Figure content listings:
___
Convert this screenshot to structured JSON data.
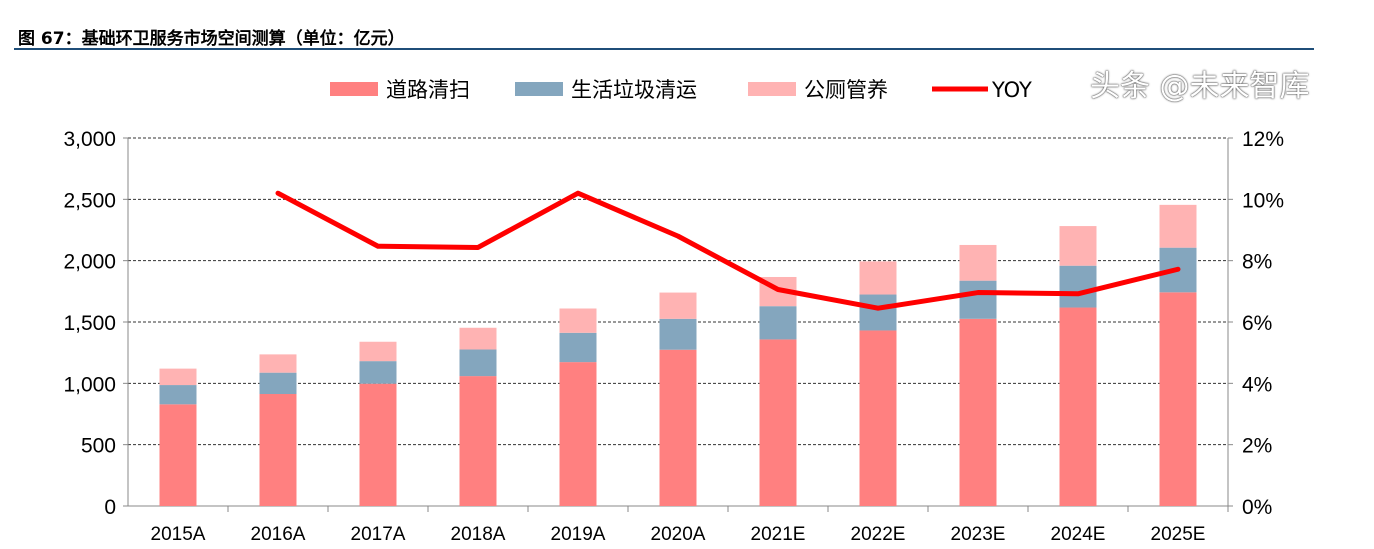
{
  "title": "图 67：基础环卫服务市场空间测算（单位：亿元）",
  "watermark": "头条 @未来智库",
  "chart_data": {
    "type": "bar",
    "stacked": true,
    "categories": [
      "2015A",
      "2016A",
      "2017A",
      "2018A",
      "2019A",
      "2020A",
      "2021E",
      "2022E",
      "2023E",
      "2024E",
      "2025E"
    ],
    "series": [
      {
        "name": "道路清扫",
        "type": "bar",
        "axis": "left",
        "color": "#FF8080",
        "values": [
          829,
          913,
          997,
          1059,
          1173,
          1274,
          1358,
          1431,
          1526,
          1618,
          1742
        ]
      },
      {
        "name": "生活垃圾清运",
        "type": "bar",
        "axis": "left",
        "color": "#84A6BE",
        "values": [
          157,
          174,
          184,
          217,
          239,
          252,
          271,
          293,
          311,
          341,
          364
        ]
      },
      {
        "name": "公厕管养",
        "type": "bar",
        "axis": "left",
        "color": "#FFB3B3",
        "values": [
          134,
          149,
          158,
          177,
          198,
          214,
          238,
          270,
          291,
          323,
          349
        ]
      },
      {
        "name": "YOY",
        "type": "line",
        "axis": "right",
        "color": "#FF0000",
        "values": [
          null,
          10.2,
          8.47,
          8.43,
          10.2,
          8.8,
          7.06,
          6.45,
          6.96,
          6.92,
          7.72
        ]
      }
    ],
    "ylim": [
      0,
      3000
    ],
    "yticks": [
      "0",
      "500",
      "1,000",
      "1,500",
      "2,000",
      "2,500",
      "3,000"
    ],
    "y2lim": [
      0,
      12
    ],
    "y2ticks": [
      "0%",
      "2%",
      "4%",
      "6%",
      "8%",
      "10%",
      "12%"
    ],
    "grid": true,
    "legend": "top"
  }
}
___
▸ **WRITTEN INSTRUCTION**
Return all of the data exactly as written, and drop the pictures.

▸ **EXERCISE SOLUTION**
Convert this screenshot to structured JSON data.
{
  "title": "图 67：基础环卫服务市场空间测算（单位：亿元）",
  "watermark": "头条 @未来智库",
  "chart_data": {
    "type": "bar",
    "stacked": true,
    "categories": [
      "2015A",
      "2016A",
      "2017A",
      "2018A",
      "2019A",
      "2020A",
      "2021E",
      "2022E",
      "2023E",
      "2024E",
      "2025E"
    ],
    "series": [
      {
        "name": "道路清扫",
        "type": "bar",
        "axis": "left",
        "color": "#FF8080",
        "values": [
          829,
          913,
          997,
          1059,
          1173,
          1274,
          1358,
          1431,
          1526,
          1618,
          1742
        ]
      },
      {
        "name": "生活垃圾清运",
        "type": "bar",
        "axis": "left",
        "color": "#84A6BE",
        "values": [
          157,
          174,
          184,
          217,
          239,
          252,
          271,
          293,
          311,
          341,
          364
        ]
      },
      {
        "name": "公厕管养",
        "type": "bar",
        "axis": "left",
        "color": "#FFB3B3",
        "values": [
          134,
          149,
          158,
          177,
          198,
          214,
          238,
          270,
          291,
          323,
          349
        ]
      },
      {
        "name": "YOY",
        "type": "line",
        "axis": "right",
        "color": "#FF0000",
        "values": [
          null,
          10.2,
          8.47,
          8.43,
          10.2,
          8.8,
          7.06,
          6.45,
          6.96,
          6.92,
          7.72
        ]
      }
    ],
    "ylim": [
      0,
      3000
    ],
    "yticks": [
      "0",
      "500",
      "1,000",
      "1,500",
      "2,000",
      "2,500",
      "3,000"
    ],
    "y2lim": [
      0,
      12
    ],
    "y2ticks": [
      "0%",
      "2%",
      "4%",
      "6%",
      "8%",
      "10%",
      "12%"
    ],
    "grid": true,
    "legend": "top"
  }
}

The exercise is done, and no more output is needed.